Stored items:

################

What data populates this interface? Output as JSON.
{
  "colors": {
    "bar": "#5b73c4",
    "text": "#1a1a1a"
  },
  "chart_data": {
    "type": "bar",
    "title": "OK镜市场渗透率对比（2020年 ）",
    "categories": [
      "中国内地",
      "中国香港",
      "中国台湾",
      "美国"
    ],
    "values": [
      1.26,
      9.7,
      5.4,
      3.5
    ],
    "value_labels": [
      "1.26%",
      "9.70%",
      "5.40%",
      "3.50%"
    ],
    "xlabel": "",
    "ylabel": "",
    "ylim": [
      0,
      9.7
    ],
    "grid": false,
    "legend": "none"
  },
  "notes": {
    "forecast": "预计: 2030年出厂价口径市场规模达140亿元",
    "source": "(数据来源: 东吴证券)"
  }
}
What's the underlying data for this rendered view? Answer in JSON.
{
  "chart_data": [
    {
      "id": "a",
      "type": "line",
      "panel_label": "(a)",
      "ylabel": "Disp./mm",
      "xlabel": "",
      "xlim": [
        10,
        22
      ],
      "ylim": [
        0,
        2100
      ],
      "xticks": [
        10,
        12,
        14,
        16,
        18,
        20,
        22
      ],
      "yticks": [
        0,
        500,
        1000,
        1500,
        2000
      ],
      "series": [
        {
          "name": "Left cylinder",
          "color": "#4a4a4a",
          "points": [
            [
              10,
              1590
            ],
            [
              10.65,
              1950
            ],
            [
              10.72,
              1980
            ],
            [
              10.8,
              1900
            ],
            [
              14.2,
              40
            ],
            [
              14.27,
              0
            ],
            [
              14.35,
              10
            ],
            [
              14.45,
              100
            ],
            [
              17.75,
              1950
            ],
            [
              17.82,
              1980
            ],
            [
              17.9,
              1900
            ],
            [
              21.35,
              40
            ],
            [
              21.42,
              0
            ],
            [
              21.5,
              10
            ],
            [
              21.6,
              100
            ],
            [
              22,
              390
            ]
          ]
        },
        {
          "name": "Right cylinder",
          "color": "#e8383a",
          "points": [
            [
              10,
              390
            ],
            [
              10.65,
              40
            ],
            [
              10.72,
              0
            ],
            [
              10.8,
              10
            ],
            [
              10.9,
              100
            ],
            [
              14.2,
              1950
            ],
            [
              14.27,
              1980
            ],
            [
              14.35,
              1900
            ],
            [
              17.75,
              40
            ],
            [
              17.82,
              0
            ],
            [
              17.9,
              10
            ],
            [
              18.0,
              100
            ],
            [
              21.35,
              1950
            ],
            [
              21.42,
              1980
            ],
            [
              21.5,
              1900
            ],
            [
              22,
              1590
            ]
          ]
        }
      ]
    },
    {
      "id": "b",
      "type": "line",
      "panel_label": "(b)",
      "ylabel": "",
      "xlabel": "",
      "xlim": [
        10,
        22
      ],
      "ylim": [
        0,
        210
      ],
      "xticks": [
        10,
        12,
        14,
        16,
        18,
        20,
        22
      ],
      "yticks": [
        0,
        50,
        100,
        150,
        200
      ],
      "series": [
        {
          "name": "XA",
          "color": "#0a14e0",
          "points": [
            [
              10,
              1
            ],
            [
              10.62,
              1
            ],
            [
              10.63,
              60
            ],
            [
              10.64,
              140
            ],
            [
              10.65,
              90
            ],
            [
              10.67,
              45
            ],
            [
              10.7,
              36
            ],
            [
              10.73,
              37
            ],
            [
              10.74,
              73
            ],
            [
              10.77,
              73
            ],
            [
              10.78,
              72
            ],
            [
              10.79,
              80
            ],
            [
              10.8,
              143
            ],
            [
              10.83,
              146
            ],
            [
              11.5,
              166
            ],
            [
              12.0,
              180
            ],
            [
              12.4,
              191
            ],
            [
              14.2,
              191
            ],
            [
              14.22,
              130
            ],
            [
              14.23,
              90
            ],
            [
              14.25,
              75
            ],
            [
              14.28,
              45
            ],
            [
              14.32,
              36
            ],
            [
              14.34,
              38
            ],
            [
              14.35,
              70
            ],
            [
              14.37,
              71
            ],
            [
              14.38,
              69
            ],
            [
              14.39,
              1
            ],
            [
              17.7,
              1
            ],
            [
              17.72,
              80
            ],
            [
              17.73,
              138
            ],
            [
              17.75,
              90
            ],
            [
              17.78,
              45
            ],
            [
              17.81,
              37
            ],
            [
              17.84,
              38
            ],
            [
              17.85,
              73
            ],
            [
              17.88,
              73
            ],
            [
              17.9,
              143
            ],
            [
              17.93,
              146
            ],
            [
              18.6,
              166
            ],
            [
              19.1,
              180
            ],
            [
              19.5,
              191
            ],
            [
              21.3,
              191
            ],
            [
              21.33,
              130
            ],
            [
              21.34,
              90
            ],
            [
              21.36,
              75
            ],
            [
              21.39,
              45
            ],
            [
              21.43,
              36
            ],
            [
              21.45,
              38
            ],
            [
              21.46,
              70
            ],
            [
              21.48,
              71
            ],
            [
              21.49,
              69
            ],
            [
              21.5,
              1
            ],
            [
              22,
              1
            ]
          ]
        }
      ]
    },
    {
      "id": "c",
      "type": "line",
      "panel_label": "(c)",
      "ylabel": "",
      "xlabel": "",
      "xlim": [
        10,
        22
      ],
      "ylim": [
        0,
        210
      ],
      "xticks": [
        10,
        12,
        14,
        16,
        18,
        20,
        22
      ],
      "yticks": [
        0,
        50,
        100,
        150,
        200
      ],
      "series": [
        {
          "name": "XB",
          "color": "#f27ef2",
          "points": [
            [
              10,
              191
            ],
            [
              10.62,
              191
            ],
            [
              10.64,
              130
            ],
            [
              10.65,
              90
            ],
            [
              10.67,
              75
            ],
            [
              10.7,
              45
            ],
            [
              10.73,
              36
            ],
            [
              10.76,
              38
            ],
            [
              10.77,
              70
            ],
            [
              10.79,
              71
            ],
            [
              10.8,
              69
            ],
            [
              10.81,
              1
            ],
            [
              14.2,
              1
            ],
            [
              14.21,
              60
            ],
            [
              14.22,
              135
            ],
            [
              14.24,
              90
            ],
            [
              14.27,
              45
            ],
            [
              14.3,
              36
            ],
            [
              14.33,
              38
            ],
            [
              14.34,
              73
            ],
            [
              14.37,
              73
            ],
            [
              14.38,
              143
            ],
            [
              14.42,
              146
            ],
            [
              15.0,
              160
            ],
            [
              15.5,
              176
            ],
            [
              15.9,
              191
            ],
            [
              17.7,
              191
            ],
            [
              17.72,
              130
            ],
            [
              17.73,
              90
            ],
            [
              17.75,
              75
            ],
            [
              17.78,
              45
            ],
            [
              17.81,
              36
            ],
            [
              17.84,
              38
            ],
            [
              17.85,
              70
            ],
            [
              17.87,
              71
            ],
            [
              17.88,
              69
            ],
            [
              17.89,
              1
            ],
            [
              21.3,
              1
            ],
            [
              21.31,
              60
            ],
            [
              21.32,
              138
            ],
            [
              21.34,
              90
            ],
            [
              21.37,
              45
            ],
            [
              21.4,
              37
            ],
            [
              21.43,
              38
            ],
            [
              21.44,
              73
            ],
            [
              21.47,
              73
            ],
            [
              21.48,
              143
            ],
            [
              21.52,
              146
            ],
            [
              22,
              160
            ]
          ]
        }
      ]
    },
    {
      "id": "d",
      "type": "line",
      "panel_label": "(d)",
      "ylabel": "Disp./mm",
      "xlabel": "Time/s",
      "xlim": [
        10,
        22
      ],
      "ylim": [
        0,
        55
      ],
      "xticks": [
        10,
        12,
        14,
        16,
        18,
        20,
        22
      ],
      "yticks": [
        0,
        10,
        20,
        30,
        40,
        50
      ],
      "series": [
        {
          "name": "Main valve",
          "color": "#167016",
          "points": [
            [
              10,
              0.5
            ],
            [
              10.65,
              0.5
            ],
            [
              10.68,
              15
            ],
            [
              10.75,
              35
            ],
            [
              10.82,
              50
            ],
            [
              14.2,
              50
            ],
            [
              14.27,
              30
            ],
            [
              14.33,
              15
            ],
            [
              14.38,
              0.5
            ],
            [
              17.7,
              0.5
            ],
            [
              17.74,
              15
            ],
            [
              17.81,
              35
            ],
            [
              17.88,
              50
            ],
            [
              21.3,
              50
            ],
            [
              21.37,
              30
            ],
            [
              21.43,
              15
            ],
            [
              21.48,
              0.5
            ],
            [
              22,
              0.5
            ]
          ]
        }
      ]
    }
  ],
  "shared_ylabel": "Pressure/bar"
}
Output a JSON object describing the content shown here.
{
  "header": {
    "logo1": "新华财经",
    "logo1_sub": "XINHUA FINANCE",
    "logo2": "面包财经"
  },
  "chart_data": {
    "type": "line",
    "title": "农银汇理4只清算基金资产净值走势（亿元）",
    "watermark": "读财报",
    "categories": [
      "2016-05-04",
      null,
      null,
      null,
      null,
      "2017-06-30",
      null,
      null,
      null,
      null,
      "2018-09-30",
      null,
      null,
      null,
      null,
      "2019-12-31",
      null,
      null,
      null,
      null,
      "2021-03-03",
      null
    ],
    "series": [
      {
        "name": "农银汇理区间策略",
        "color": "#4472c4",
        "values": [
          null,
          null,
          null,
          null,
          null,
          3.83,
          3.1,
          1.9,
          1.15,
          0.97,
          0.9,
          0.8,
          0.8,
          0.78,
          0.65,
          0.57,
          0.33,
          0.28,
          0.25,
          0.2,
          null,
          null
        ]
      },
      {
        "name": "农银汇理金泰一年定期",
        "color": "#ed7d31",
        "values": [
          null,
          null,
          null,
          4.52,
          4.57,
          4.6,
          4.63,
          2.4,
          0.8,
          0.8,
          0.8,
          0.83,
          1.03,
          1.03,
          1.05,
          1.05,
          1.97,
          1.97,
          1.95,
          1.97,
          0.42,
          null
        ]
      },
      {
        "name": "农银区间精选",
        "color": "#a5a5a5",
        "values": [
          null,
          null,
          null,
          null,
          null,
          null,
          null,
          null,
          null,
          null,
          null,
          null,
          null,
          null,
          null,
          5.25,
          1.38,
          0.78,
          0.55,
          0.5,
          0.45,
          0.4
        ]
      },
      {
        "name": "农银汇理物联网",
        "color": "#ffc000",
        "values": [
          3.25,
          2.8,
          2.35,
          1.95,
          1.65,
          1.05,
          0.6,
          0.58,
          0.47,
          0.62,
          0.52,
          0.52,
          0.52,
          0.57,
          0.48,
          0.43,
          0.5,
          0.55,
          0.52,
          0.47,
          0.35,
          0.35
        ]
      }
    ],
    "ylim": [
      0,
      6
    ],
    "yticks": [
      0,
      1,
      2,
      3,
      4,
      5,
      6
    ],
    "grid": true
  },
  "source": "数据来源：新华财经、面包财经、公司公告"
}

################

== GIVEN PROBLEM ==
Where a line contains "JSON", copy that line.

== WORKED SOLUTION ==
What data populates this interface? Output as JSON.
What's the underlying data for this rendered view? Answer in JSON.
Output a JSON object describing the content shown here.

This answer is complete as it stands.